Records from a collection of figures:
---

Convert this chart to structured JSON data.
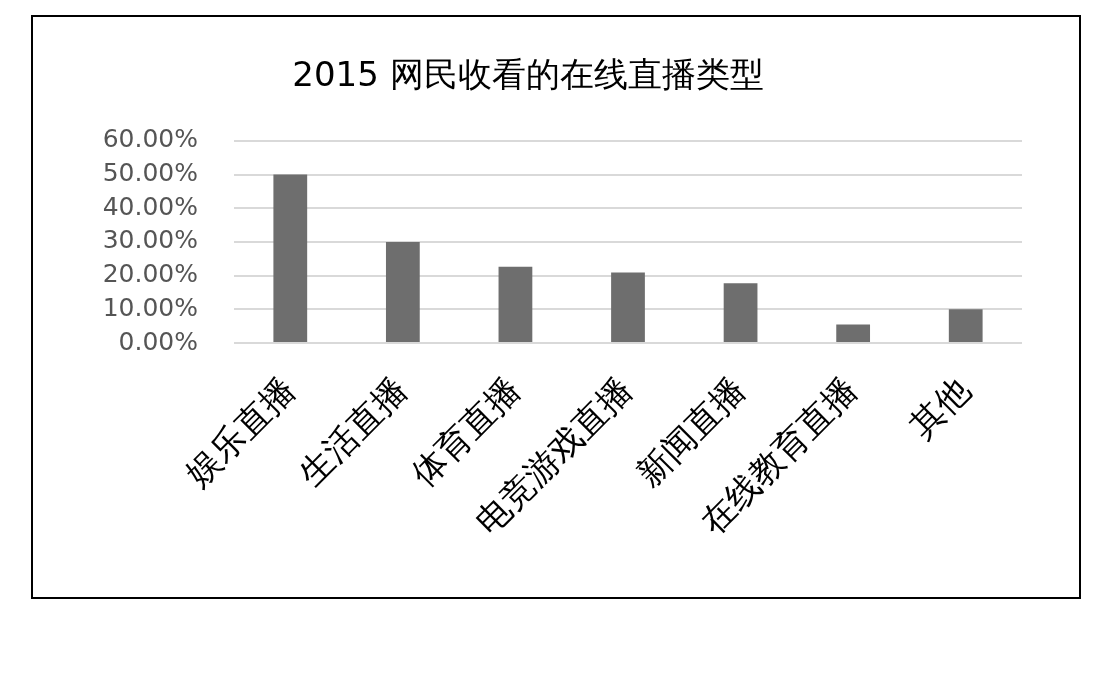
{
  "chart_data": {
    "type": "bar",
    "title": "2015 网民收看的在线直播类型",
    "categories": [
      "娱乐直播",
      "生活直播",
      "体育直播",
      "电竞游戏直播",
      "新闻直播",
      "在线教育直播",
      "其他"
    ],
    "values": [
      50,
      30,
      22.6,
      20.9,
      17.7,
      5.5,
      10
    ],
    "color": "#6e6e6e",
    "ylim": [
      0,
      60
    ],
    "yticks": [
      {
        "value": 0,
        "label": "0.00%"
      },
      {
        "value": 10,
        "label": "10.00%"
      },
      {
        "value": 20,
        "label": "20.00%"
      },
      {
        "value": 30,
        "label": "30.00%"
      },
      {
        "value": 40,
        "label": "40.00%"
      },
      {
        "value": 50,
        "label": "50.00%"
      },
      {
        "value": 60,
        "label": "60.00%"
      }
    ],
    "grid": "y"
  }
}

---

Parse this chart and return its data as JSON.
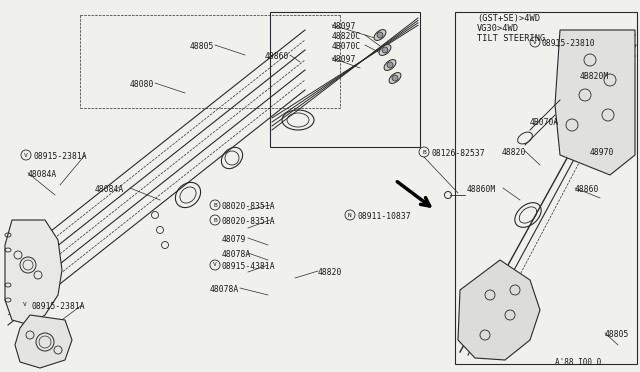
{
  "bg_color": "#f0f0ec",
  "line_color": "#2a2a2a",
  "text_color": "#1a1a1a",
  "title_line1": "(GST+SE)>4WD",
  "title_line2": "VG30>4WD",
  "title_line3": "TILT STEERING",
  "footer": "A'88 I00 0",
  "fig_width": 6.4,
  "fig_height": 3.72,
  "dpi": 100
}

---

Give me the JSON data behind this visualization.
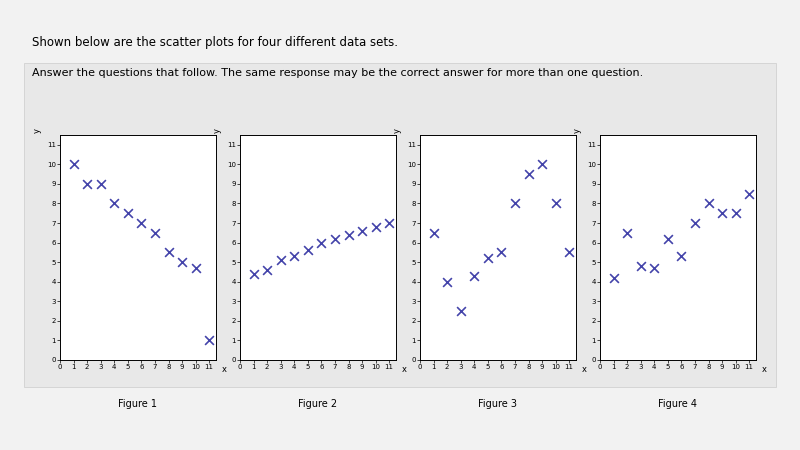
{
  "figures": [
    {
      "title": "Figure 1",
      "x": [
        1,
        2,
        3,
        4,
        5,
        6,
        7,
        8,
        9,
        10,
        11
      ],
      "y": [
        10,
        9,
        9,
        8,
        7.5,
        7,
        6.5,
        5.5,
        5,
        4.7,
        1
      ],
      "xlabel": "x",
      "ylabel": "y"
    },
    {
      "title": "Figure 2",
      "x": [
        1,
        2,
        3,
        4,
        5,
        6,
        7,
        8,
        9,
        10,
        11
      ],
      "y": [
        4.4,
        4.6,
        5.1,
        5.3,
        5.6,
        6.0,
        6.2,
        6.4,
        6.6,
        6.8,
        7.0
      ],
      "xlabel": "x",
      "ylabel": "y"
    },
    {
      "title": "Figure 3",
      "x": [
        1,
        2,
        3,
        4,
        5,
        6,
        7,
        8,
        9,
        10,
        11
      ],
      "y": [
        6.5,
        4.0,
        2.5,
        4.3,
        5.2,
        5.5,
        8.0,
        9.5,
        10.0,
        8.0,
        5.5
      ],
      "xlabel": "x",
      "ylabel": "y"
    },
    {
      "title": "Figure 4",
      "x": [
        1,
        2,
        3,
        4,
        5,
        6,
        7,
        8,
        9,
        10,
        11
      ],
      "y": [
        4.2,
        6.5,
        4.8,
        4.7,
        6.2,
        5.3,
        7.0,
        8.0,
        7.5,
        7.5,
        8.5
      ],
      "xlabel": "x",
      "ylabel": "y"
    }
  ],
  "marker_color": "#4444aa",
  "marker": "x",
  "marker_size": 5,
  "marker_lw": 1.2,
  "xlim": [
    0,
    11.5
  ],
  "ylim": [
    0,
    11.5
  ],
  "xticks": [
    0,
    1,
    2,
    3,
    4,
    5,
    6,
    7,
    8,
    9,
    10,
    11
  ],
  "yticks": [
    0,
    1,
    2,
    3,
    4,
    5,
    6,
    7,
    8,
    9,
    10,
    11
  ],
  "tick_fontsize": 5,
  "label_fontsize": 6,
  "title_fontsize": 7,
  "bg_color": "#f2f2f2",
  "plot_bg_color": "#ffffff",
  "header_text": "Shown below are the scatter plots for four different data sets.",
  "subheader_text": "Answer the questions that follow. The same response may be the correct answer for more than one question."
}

---

Task description: In the entries above, how many lines hold the word "JSON"? State the number and nothing else.

The result: 3